> [What needs to be done]:
Reproduce verbatim the part of the records that starts with the line containing "histogram-bar <box>786 591 789 712</box>" and ends with the line containing "colorbar-ticks: −50 0", including both of those lines, and output nothing else.

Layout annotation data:
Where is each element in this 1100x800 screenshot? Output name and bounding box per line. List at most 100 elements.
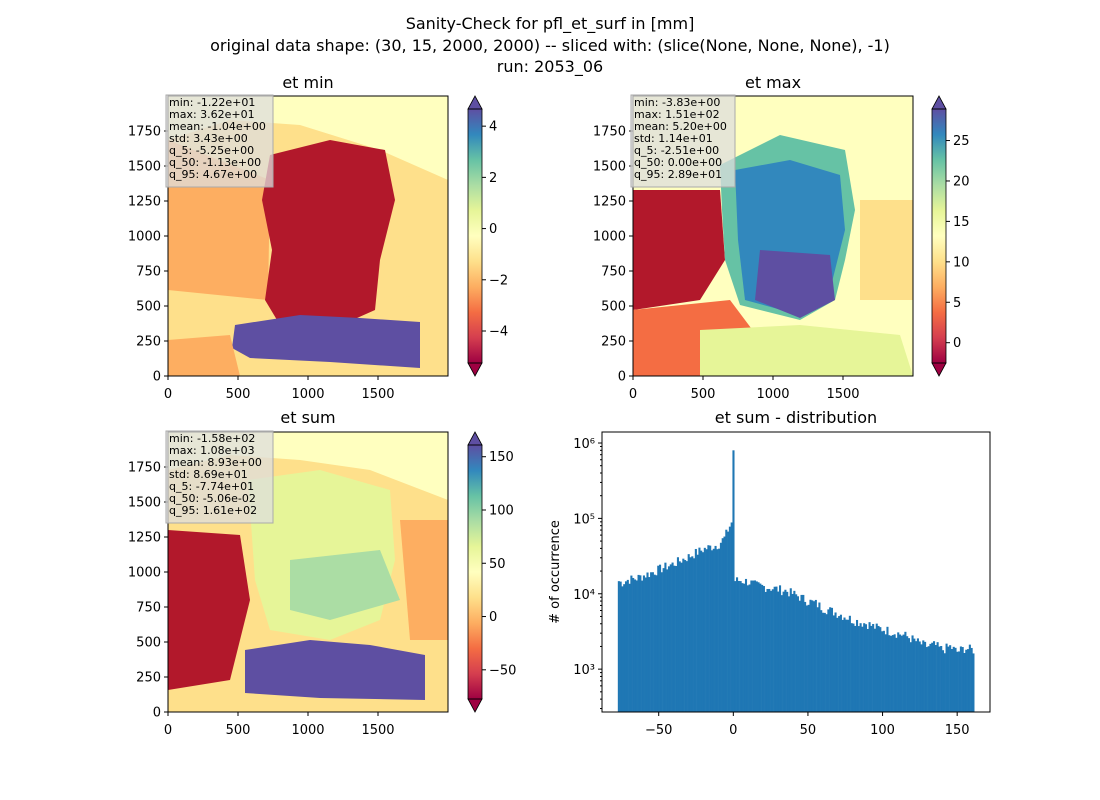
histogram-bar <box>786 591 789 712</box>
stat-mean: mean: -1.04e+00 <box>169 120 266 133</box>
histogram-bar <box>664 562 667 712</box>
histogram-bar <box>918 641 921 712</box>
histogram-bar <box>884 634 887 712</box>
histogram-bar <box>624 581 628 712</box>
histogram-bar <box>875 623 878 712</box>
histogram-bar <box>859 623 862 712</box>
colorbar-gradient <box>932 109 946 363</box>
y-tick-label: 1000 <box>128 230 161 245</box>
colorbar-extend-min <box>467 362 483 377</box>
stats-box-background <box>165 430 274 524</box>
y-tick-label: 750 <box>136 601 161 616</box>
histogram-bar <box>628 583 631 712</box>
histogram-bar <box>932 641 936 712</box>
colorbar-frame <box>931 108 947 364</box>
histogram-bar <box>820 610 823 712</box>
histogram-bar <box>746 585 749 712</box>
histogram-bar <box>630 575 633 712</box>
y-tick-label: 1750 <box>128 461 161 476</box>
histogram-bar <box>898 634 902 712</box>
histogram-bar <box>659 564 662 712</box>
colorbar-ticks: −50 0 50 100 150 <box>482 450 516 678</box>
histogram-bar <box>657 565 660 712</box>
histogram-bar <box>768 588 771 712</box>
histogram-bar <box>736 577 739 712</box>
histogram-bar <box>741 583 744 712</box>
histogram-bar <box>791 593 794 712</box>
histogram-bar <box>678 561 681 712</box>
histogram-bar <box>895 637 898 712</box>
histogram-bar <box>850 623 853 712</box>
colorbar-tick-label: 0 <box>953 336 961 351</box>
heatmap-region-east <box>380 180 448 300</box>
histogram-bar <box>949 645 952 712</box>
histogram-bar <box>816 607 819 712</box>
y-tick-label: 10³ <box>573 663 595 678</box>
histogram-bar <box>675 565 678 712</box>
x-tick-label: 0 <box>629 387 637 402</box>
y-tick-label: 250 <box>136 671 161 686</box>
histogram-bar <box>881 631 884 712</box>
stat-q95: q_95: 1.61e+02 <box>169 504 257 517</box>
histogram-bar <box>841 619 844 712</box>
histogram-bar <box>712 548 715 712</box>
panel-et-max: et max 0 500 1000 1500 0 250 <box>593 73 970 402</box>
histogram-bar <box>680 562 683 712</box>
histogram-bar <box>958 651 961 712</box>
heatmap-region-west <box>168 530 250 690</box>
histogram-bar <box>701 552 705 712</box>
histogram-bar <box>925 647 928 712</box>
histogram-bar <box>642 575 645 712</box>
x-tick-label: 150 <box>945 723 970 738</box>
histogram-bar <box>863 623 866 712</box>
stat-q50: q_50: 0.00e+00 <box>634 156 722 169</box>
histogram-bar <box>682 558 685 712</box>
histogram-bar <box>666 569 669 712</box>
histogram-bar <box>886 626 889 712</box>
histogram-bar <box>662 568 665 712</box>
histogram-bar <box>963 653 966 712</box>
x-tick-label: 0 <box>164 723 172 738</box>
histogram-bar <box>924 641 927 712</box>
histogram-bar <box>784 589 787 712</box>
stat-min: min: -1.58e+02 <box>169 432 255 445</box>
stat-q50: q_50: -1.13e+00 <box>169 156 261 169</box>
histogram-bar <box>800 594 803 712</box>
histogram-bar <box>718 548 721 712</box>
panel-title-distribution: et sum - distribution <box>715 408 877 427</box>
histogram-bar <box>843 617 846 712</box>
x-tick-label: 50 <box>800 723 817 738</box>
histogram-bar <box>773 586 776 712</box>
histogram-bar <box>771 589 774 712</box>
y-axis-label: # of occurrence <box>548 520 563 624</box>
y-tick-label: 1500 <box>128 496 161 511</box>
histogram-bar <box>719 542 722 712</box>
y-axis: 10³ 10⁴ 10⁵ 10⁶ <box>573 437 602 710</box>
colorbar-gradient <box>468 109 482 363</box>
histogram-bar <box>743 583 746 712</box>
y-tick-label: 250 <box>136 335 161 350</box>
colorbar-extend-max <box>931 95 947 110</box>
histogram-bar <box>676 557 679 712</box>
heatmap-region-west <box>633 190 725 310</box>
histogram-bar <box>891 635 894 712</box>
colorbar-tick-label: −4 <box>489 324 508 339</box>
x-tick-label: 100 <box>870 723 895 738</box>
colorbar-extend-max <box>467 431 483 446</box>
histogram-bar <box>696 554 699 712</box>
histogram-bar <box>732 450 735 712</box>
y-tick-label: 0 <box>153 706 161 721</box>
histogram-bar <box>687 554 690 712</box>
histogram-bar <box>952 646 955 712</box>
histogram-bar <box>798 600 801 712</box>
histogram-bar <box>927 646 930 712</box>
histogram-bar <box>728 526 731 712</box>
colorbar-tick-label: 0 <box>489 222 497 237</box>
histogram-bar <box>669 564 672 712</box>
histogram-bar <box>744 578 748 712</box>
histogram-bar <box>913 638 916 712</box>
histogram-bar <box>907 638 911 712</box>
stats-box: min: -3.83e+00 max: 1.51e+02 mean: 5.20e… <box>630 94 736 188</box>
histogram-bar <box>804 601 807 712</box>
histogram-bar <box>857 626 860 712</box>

---

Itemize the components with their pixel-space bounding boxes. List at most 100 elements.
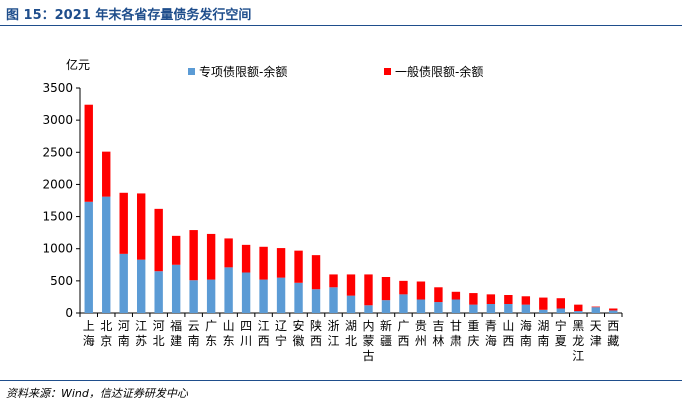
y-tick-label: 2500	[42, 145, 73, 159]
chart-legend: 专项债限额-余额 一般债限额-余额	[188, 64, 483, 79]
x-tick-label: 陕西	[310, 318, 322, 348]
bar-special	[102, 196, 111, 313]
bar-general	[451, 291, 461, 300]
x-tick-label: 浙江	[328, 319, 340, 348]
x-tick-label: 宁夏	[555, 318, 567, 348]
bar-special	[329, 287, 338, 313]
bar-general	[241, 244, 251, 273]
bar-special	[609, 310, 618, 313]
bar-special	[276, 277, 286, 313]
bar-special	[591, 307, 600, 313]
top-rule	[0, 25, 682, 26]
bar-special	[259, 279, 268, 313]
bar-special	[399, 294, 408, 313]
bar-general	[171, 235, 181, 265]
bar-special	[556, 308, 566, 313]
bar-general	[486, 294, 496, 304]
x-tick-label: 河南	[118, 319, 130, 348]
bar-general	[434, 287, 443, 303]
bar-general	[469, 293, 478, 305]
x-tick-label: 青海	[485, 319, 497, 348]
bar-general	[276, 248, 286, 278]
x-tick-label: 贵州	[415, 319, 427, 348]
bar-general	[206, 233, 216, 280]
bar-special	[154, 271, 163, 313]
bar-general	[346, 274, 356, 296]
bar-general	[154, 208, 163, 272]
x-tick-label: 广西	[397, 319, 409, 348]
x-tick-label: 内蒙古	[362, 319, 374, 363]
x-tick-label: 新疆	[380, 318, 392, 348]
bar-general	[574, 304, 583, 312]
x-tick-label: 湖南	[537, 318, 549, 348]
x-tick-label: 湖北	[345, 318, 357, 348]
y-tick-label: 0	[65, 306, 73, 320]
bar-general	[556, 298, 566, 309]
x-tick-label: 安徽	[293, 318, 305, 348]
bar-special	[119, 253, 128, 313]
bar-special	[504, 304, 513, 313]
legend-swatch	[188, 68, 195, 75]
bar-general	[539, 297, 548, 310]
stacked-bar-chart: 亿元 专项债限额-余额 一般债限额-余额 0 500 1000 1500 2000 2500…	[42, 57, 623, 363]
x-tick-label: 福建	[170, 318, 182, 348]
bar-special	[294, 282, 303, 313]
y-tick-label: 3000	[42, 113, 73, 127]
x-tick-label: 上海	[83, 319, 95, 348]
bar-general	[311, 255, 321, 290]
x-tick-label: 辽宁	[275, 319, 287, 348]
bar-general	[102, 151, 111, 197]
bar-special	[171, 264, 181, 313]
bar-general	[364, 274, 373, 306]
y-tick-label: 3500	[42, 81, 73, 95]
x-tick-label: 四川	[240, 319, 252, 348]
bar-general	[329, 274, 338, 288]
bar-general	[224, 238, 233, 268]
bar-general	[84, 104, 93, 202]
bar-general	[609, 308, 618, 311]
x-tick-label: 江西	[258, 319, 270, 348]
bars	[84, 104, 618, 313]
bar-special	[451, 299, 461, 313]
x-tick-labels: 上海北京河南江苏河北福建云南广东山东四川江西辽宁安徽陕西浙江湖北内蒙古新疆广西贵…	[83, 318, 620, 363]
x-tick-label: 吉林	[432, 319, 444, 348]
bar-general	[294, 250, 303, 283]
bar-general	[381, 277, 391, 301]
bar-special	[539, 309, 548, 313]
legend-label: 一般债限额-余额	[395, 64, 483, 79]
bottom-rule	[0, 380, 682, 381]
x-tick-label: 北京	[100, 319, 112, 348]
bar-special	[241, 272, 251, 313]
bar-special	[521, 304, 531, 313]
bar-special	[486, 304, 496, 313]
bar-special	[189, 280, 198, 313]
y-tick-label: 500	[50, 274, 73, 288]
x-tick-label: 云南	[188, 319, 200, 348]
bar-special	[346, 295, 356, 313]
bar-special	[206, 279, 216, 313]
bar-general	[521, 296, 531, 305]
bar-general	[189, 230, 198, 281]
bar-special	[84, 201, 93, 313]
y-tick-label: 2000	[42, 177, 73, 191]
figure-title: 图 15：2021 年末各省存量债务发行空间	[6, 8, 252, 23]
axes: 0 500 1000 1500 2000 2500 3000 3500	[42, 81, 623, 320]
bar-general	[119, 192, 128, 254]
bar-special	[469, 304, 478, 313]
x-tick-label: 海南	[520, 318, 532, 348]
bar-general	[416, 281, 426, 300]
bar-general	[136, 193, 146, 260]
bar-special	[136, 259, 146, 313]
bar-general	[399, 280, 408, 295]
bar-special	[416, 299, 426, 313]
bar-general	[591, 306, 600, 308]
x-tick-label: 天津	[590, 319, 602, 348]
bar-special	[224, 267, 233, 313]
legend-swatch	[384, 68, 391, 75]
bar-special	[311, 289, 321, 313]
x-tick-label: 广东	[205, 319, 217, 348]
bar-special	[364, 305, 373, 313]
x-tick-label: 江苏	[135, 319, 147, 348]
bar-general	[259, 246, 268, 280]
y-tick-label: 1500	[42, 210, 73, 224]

> [Full solution]:
histogram-bar <box>786 591 789 712</box>
stat-mean: mean: -1.04e+00 <box>169 120 266 133</box>
histogram-bar <box>664 562 667 712</box>
histogram-bar <box>918 641 921 712</box>
histogram-bar <box>884 634 887 712</box>
histogram-bar <box>624 581 628 712</box>
histogram-bar <box>875 623 878 712</box>
histogram-bar <box>859 623 862 712</box>
colorbar-gradient <box>932 109 946 363</box>
y-tick-label: 1000 <box>128 230 161 245</box>
colorbar-extend-min <box>467 362 483 377</box>
stats-box-background <box>165 430 274 524</box>
y-tick-label: 750 <box>136 601 161 616</box>
histogram-bar <box>628 583 631 712</box>
histogram-bar <box>932 641 936 712</box>
colorbar-frame <box>931 108 947 364</box>
histogram-bar <box>820 610 823 712</box>
histogram-bar <box>746 585 749 712</box>
histogram-bar <box>630 575 633 712</box>
y-tick-label: 1750 <box>128 461 161 476</box>
histogram-bar <box>898 634 902 712</box>
histogram-bar <box>659 564 662 712</box>
colorbar-ticks: −50 0 50 100 150 <box>482 450 516 678</box>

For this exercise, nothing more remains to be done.